◆ Requirements
Go through the listing and copy each line with the string "蚊子和狮子".

◆ Data for this exercise
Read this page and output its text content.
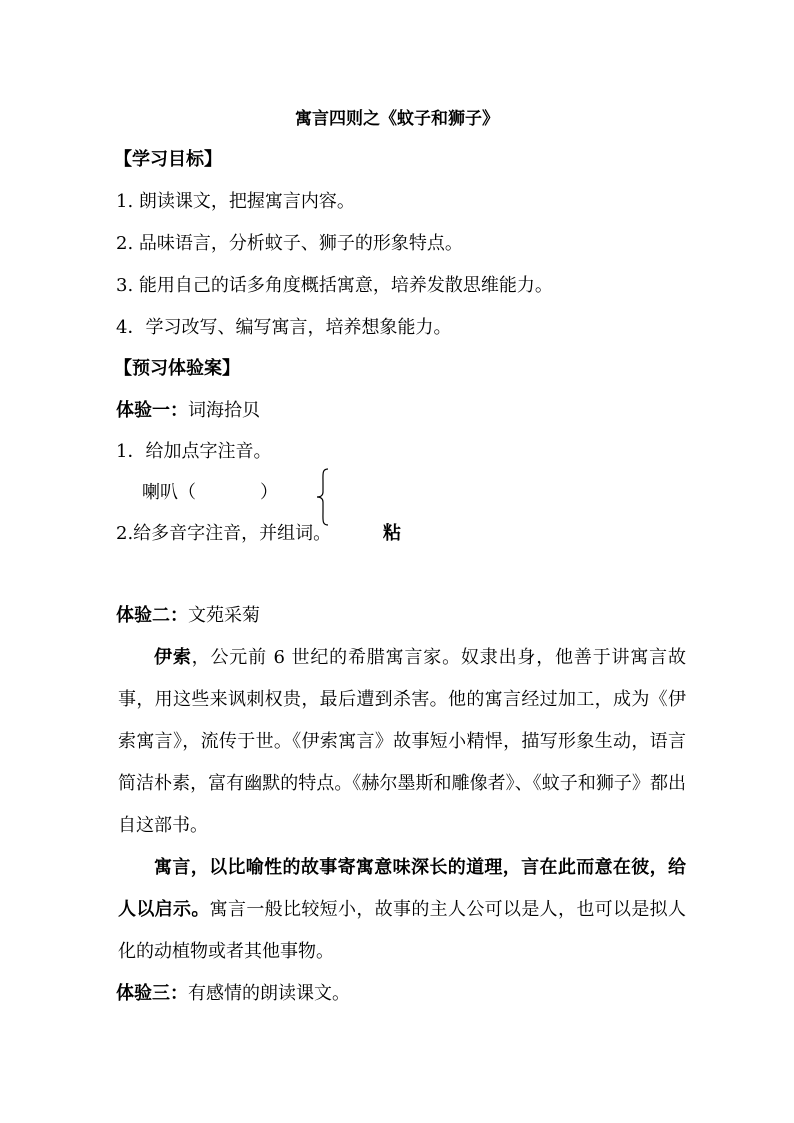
寓言四则之《蚊子和狮子》
【学习目标】
1. 朗读课文，把握寓言内容。
2. 品味语言，分析蚊子、狮子的形象特点。
3. 能用自己的话多角度概括寓意，培养发散思维能力。
4．学习改写、编写寓言，培养想象能力。
【预习体验案】
体验一：词海拾贝
1．给加点字注音。
喇叭（	）
2.给多音字注音，并组词。	粘
体验二：文苑采菊
伊索，公元前 6 世纪的希腊寓言家。奴隶出身，他善于讲寓言故事，用这些来讽刺权贵，最后遭到杀害。他的寓言经过加工，成为《伊索寓言》，流传于世。《伊索寓言》故事短小精悍，描写形象生动，语言简洁朴素，富有幽默的特点。《赫尔墨斯和雕像者》、《蚊子和狮子》都出自这部书。
寓言，以比喻性的故事寄寓意味深长的道理，言在此而意在彼，给人以启示。寓言一般比较短小，故事的主人公可以是人，也可以是拟人化的动植物或者其他事物。
体验三：有感情的朗读课文。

◆ Correct result
寓言四则之《蚊子和狮子》
伊索，公元前 6 世纪的希腊寓言家。奴隶出身，他善于讲寓言故事，用这些来讽刺权贵，最后遭到杀害。他的寓言经过加工，成为《伊索寓言》，流传于世。《伊索寓言》故事短小精悍，描写形象生动，语言简洁朴素，富有幽默的特点。《赫尔墨斯和雕像者》、《蚊子和狮子》都出自这部书。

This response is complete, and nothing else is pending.